◆ **Assigned task**
For each line in the data that includes "frågor", make a copy.

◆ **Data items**
BEGIN

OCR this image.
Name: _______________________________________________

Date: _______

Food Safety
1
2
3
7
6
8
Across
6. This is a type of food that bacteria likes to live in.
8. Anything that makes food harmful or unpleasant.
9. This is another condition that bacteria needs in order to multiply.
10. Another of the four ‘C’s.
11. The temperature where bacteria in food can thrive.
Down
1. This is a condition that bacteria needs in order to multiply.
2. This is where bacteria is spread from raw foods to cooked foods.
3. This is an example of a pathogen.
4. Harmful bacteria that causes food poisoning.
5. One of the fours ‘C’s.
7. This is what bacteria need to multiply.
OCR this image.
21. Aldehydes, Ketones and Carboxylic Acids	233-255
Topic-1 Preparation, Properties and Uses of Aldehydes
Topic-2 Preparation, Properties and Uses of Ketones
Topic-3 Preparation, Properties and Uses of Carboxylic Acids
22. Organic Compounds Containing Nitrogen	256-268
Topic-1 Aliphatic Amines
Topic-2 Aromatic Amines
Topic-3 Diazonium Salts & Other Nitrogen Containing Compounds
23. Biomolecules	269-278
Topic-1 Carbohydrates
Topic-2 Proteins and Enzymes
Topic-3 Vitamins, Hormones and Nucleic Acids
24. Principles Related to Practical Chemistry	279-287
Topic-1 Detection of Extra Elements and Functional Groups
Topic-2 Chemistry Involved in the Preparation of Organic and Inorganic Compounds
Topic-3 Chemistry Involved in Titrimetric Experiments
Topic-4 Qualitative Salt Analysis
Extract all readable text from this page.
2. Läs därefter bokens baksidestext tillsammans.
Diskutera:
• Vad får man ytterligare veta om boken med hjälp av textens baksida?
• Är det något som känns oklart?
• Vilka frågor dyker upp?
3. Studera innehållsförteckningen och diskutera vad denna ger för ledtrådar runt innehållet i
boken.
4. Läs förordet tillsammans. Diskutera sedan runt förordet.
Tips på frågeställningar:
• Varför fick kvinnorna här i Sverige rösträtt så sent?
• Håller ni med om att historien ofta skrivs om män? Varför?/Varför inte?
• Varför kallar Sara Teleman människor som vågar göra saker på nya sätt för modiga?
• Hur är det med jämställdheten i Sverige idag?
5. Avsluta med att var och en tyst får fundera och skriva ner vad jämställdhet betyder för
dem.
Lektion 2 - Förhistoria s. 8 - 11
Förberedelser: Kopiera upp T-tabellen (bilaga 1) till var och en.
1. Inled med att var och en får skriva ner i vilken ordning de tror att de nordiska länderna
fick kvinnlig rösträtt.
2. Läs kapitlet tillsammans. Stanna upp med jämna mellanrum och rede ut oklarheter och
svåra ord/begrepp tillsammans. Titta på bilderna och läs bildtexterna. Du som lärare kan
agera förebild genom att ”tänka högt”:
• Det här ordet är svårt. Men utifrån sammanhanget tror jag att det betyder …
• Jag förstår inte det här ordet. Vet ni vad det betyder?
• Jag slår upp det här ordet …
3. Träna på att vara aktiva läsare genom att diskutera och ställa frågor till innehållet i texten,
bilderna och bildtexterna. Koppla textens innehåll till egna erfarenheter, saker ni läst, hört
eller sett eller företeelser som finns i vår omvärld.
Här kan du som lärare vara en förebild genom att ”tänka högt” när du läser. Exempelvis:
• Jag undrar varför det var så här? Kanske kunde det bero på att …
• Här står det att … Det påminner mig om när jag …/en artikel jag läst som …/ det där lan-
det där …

END

◆ **Reply**
• Vilka frågor dyker upp?
3. Träna på att vara aktiva läsare genom att diskutera och ställa frågor till innehållet i texten,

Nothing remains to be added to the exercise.